▸ TRECHO FORNECIDO:
+++

Todos os dias vejo e converso com pessoas que nunca encontro. Estou só, cada vez mais só, e todavia povoado, aturdido por vozes e imagens, textos e palavras que já não vivo como um estado de vivência alucinada, mas como o novo estado de normalidade e modo de ser inventado pela tecnologia digital. Aprendemos a prescindir do outro e a lavrar ainda mais fundo nosso egoísmo e solidão porque nos tornamos essa inefável figura remota e imediata, ausente e presente, solidária e indiferente, ávida de vida e notícia e todavia aridamente entediada. A revolução que nos refaz é tão inusitada e contraditória que corrói as categorias lógicas mediante as quais a linguagem expressava a identidade e a contradição, as noções de espaço e tempo, de velocidade e duração. Em suma, estamos todos aprendendo a ser outro a cada dia. As condições do ser e do tempo foram viradas de ponta cabeça e não sabemos ainda o que fazer deste admirável mundo novo.
Embora declare minha incompetência que tem algo de geracional para lidar com a tecnologia digital, longe de mim pintar o Facebook com tintas sujas e paletas tortas. Aliás, se assim procedesse seria apenas contraditório de modo inconsequente. Pois não sou parte da rede, não me conecto quase diariamente para saber dos amigos, próximos e remotos, íntimos e estranhos? Apesar de ser um navegante bem seletivo e inconstante, tenho olhar atento para captar tudo que me parece interessante, inteligente, tudo que confere sentido e presença às pessoas que amo – agora virtualmente, vá lá, mas antes isso do que nada.

+++

▸ CONJUNTO DE DADOS:
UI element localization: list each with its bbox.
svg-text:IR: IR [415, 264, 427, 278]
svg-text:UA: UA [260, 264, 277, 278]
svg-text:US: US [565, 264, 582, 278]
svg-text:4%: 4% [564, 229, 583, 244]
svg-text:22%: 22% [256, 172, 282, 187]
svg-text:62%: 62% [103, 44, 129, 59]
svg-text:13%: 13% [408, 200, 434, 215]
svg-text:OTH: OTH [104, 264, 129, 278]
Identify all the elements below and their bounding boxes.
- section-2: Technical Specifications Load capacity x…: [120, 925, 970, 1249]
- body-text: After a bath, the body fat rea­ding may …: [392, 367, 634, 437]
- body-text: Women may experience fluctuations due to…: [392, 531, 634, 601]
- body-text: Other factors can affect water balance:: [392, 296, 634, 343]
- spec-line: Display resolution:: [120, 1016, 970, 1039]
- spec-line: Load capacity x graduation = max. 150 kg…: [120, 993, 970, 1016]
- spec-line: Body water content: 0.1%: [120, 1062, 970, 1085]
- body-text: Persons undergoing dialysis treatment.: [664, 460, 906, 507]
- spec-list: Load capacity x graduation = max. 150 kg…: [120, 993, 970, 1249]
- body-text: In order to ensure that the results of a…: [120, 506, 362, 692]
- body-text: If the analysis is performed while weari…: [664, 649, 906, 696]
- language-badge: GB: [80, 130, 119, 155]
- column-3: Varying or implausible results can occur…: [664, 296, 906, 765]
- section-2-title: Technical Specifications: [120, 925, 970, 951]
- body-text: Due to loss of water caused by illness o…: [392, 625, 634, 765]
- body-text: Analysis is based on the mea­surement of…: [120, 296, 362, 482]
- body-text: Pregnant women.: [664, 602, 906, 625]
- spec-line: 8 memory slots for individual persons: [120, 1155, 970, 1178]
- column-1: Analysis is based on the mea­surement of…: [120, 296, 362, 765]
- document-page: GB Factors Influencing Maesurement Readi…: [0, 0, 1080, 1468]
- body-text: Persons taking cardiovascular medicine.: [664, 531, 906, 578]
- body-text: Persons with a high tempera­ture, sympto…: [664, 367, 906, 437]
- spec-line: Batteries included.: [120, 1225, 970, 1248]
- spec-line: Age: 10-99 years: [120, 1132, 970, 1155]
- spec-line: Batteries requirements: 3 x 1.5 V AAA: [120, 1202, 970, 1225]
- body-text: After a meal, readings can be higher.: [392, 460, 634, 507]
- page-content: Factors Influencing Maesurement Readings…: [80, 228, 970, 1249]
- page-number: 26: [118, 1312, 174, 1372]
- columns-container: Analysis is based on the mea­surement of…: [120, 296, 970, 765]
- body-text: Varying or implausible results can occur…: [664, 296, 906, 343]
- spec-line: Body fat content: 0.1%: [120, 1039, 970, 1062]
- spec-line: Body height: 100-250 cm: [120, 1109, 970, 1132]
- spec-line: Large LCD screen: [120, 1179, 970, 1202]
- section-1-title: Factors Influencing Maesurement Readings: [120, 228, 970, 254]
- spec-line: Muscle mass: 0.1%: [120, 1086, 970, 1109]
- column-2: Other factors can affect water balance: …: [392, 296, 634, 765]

+++

▸ TAREFA PROPOSTA: Escreva a continuação do trecho sobre a solidão na era digital, começando logo depois da última frase apresentada.

▸ RESPOSTA:
Cadastrei-me no Facebook por sugestão de um amigo. Além de ser incompetente para fazer essas coisas, ele me deu um conselho muito razoável: como tenho um blog e quero ser lido, então deveria cadastrar-me para postar o link de tudo que publico no blog. Segui o conselho com uma intenção, mas, como é freqüente, a realidade engendrou outras – ou outros efeitos, melhor direi. Bem pouca gente freqüenta meu blog, mas em compensação acabei sabendo do paradeiro de amigos há muito desaparecidos da minha vida. Passei a saber onde estão, com quem estão, o que comem, o que opinam e tudo que expõem na vasta esquina global. Aprendi inclusive a me valer da hiper-exposição da rede para melhor evitar quem não desejo, a melhor saber de quem quero, a rir com as postagens que me desatam o riso, a me comover com a beleza que irrompe na telinha numa multiplicidade de formas.
Em suma, encurtando o caminho, pois ninguém mais tem paciência para ler mais de uma página, o Facebook é o que já disse: a grande vitrine ou esquina global do mundo revolucionado pela tecnologia digital. É ainda tribuna, antro de fofoca e narcisismo sem freios ou senso de conveniência, palco de afetos e insultos, de indignação e conformismo. É ainda o palco onde todos nos supomos artistas e portanto importantes. Aqui todos se concedem uma importância indevida, uma relevância que ilude até os mais anônimos. Aqui, como tudo que é invenção humana, planta-se tudo e tudo frutifica, até o que já nasce podre. Há gosto para tudo e desgosto idem. Por isso importa recortar, cada um a seu modo, o seu jardim e lavrar o que resulta em colheita coletiva e portanto incontrolável. Quero dizer, cada um faz o que quer com o jardim alheio: há quem distinga a flor e amorosamente a recolha para enriquecer seu próprio jardim, assim como há quem a esmague ou simplesmente ignore. Somos assim ambivalentes em tudo: no amor como na guerra, no condomínio como no Facebook. Somos o bem e o mal porque estes pólos indissociáveis estão entranhados na nossa natureza. Concorre ainda para agravá-la o fato de que o bem não raro produz o mal e vice-versa. Agora ninguém mais precisa visitar ninguém, pois a internet fundou definitivamente a aldeia global. Se você não gosta, não importa de que ou de quem, basta desconectar. Desconectei.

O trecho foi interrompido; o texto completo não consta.